What the exercise asks: Find the lines that hold the word "important" and return them.

— start of The input —

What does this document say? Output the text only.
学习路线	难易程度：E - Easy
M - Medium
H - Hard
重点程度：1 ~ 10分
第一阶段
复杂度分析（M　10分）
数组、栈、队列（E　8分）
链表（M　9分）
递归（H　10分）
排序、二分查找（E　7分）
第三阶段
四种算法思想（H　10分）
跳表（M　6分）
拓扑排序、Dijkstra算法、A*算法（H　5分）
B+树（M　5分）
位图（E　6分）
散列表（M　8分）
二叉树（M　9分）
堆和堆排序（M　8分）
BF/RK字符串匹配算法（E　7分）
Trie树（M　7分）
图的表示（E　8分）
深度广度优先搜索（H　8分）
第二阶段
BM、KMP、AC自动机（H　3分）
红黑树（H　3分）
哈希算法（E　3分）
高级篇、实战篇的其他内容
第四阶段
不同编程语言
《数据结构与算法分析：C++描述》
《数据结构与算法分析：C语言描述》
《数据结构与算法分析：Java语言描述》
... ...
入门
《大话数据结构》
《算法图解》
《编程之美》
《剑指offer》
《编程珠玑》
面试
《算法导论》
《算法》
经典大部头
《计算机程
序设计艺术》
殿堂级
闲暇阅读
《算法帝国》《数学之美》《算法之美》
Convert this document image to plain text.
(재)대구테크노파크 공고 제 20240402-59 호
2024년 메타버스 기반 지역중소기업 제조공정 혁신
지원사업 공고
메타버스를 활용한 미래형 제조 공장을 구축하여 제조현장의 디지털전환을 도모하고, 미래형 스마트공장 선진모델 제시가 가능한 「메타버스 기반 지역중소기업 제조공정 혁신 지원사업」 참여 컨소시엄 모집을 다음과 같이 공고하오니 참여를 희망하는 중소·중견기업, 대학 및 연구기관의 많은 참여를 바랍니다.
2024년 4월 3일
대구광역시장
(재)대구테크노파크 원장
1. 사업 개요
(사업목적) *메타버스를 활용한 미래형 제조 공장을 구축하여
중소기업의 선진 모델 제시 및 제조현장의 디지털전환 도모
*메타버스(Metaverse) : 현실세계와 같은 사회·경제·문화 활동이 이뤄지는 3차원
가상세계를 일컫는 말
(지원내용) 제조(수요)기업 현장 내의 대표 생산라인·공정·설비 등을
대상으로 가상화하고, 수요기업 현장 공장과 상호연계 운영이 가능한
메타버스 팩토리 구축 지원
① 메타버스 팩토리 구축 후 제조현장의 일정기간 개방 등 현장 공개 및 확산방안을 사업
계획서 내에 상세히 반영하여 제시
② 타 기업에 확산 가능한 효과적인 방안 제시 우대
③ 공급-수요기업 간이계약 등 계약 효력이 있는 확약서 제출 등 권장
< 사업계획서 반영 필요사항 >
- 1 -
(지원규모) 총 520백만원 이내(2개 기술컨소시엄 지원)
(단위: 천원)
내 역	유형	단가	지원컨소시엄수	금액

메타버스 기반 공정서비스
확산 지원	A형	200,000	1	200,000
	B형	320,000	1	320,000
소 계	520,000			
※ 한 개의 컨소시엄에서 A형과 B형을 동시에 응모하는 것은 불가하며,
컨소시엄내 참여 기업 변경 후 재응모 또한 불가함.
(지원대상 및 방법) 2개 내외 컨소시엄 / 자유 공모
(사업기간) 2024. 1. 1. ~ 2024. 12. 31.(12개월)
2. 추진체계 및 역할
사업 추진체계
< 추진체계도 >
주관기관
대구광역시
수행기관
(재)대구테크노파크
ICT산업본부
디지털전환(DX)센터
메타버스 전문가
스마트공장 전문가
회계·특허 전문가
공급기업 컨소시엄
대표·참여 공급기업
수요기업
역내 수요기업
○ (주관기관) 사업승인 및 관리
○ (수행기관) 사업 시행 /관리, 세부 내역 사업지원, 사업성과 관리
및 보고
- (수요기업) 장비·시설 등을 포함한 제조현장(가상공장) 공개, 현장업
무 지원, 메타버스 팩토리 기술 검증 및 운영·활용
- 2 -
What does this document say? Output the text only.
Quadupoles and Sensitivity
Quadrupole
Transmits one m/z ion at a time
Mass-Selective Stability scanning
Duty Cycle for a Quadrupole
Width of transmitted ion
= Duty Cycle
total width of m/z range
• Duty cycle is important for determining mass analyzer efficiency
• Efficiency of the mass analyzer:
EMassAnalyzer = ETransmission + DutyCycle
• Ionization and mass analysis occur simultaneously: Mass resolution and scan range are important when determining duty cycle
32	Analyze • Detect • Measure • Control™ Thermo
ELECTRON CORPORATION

— end of The input —

Task solution:
• Duty cycle is important for determining mass analyzer efficiency
• Ionization and mass analysis occur simultaneously: Mass resolution and scan range are important when determining duty cycle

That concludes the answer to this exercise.